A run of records
::::
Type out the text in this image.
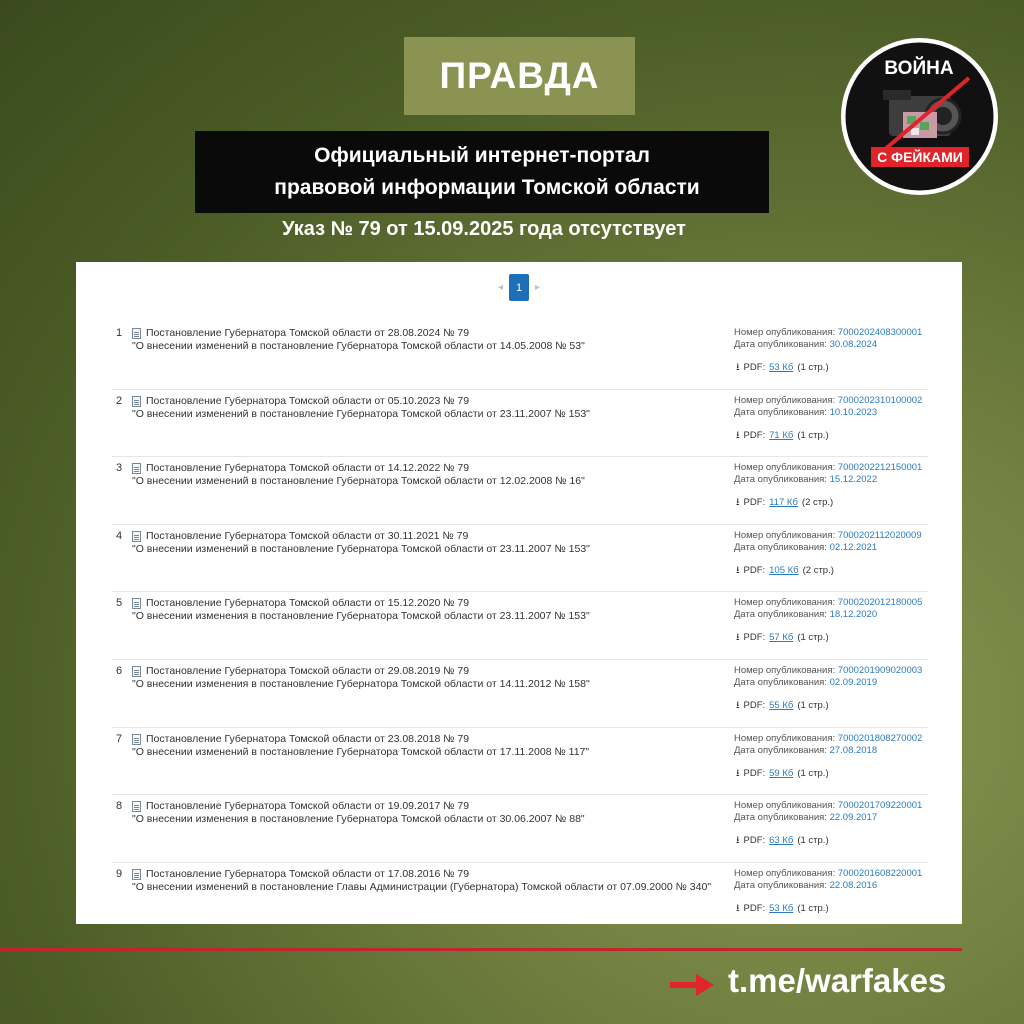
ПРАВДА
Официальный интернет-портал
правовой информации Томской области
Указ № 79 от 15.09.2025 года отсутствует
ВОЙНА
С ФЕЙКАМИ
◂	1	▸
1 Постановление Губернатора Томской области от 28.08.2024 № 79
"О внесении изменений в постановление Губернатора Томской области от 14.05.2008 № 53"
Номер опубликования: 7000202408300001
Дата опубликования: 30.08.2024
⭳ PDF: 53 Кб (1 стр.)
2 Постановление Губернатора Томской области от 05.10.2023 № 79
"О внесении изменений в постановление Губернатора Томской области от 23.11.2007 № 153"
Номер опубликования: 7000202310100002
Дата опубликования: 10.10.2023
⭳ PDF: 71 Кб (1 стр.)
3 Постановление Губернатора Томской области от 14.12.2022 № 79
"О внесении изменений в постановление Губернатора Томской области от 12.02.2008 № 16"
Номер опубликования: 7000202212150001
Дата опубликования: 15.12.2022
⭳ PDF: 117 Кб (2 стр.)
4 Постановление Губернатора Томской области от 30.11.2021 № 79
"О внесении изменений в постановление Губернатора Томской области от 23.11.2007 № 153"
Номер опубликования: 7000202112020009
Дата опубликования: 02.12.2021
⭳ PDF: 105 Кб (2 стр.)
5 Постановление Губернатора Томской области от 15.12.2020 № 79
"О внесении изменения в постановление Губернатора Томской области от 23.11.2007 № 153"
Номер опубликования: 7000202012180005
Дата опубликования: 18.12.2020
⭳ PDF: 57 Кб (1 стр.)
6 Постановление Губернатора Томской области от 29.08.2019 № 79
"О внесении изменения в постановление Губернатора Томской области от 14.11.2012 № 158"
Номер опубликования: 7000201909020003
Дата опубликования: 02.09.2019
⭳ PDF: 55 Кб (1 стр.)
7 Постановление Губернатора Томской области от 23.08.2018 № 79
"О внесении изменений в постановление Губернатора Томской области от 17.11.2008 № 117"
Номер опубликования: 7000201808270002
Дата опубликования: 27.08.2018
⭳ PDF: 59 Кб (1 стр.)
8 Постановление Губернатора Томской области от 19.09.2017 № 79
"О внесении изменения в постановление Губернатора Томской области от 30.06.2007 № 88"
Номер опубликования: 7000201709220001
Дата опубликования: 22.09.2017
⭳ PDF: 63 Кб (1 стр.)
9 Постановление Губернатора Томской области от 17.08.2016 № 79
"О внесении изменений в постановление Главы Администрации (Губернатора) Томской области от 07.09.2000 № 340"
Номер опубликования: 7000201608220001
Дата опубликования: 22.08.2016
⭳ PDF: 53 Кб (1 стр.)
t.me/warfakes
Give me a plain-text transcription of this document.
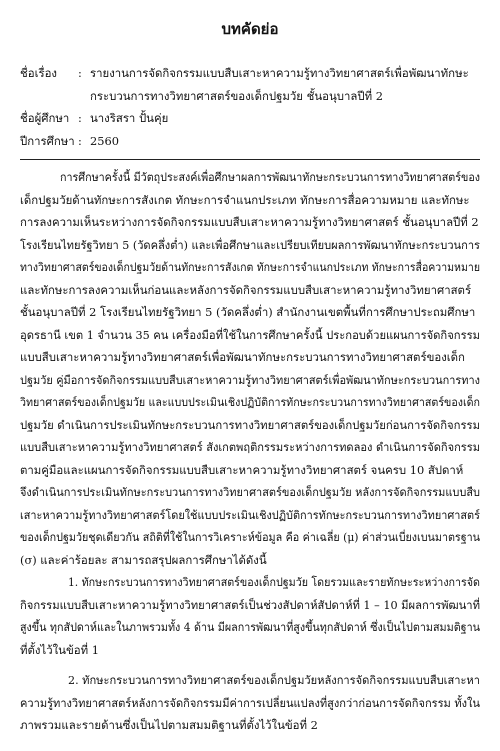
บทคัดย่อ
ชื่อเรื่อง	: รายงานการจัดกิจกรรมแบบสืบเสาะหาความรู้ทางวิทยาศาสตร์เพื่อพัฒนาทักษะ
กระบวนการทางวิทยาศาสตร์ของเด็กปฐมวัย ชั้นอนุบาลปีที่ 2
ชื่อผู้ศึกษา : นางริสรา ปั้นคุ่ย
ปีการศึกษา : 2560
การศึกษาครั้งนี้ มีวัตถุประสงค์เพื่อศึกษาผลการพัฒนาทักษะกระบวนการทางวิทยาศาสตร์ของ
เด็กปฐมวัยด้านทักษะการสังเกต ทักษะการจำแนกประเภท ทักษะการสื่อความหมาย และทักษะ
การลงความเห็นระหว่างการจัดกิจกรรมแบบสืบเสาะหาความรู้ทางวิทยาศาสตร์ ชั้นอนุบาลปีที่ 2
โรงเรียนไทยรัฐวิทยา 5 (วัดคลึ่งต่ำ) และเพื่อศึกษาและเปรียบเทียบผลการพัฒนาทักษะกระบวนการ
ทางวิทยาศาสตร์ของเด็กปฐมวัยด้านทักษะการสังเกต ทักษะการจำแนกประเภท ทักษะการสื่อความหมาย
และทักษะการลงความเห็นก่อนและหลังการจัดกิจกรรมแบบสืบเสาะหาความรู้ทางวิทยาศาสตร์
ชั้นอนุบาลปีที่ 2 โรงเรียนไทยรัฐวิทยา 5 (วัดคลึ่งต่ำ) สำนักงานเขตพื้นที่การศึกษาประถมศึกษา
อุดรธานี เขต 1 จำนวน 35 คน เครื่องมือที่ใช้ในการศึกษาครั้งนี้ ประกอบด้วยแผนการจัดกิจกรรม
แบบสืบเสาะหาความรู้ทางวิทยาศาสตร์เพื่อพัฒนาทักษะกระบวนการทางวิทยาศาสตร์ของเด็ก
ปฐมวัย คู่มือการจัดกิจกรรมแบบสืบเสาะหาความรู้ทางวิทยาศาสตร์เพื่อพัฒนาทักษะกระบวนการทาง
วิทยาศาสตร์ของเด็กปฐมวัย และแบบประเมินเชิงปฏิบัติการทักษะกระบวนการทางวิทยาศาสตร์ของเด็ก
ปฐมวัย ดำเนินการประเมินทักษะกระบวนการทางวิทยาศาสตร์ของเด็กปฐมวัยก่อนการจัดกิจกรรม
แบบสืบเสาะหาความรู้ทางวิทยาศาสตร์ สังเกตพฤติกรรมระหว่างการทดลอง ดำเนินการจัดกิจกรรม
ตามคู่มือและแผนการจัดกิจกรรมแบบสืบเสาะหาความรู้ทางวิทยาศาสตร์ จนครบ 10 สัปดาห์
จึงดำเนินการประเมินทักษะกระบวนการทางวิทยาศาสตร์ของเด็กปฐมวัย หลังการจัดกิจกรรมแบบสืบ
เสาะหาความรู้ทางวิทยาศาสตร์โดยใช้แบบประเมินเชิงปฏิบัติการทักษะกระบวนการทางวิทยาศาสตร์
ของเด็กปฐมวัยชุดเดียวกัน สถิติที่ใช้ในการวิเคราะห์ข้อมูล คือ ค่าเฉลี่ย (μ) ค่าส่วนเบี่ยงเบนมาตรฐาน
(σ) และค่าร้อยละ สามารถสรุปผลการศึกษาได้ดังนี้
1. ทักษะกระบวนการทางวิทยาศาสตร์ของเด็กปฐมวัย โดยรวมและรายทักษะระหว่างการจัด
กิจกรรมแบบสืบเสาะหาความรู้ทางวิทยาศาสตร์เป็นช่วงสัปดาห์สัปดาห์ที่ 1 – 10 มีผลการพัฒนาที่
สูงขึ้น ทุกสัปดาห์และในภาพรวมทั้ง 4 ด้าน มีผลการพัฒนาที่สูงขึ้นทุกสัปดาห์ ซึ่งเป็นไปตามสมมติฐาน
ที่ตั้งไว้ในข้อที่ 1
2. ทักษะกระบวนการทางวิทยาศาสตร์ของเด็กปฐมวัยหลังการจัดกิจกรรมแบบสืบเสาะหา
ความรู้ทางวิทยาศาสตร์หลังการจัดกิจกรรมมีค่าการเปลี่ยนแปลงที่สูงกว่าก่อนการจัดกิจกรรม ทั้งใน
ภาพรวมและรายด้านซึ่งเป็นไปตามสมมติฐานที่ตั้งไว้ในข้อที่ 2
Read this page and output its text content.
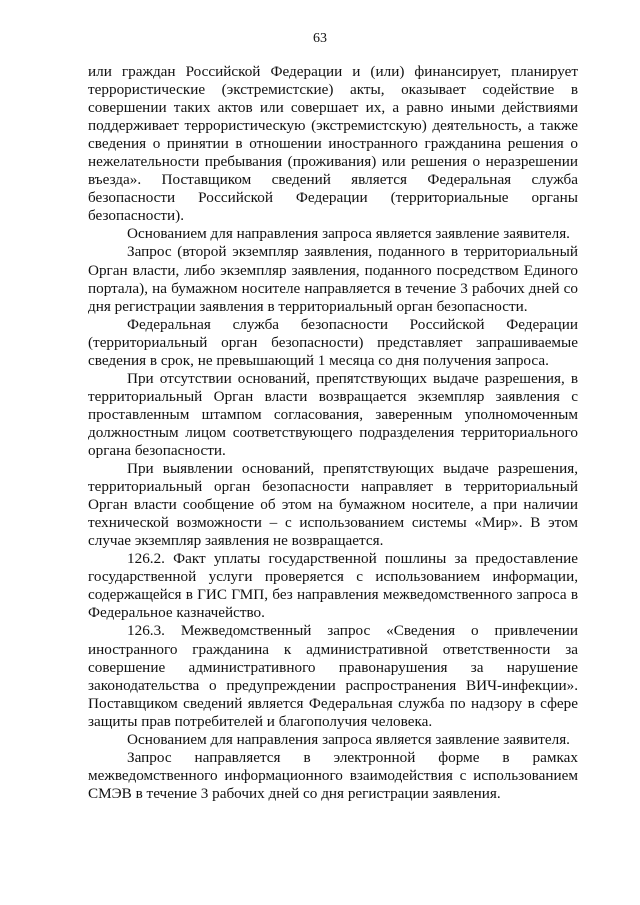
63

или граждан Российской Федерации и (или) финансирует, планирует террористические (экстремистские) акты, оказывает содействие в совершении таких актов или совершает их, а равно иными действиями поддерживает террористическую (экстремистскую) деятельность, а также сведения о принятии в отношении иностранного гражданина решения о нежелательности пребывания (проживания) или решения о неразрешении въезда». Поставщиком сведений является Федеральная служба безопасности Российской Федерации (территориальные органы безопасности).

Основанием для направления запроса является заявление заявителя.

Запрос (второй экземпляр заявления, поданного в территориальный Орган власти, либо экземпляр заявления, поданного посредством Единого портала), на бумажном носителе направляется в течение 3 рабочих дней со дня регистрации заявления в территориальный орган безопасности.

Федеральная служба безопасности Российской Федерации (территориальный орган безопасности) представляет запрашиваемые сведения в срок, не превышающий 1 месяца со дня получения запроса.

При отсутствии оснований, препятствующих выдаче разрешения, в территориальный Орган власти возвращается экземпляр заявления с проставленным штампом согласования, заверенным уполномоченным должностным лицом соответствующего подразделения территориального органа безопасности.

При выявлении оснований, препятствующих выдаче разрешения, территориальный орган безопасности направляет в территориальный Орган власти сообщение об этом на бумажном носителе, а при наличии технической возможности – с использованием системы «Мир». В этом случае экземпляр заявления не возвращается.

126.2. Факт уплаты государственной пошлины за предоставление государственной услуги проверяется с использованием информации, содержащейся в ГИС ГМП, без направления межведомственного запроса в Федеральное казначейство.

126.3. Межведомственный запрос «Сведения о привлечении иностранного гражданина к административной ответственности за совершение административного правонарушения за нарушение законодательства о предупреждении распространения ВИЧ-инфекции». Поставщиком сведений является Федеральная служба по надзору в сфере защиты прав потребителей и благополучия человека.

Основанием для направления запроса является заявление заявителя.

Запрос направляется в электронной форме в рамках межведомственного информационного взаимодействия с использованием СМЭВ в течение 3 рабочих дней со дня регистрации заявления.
::::
- [WRITTEN INSTRUCTION]
Out of the material above, select every line that holds the string "างการจ".

- [RESULT BELOW]
การลงความเห็นระหว่างการจัดกิจกรรมแบบสืบเสาะหาความรู้ทางวิทยาศาสตร์ ชั้นอนุบาลปีที่ 2
1. ทักษะกระบวนการทางวิทยาศาสตร์ของเด็กปฐมวัย โดยรวมและรายทักษะระหว่างการจัด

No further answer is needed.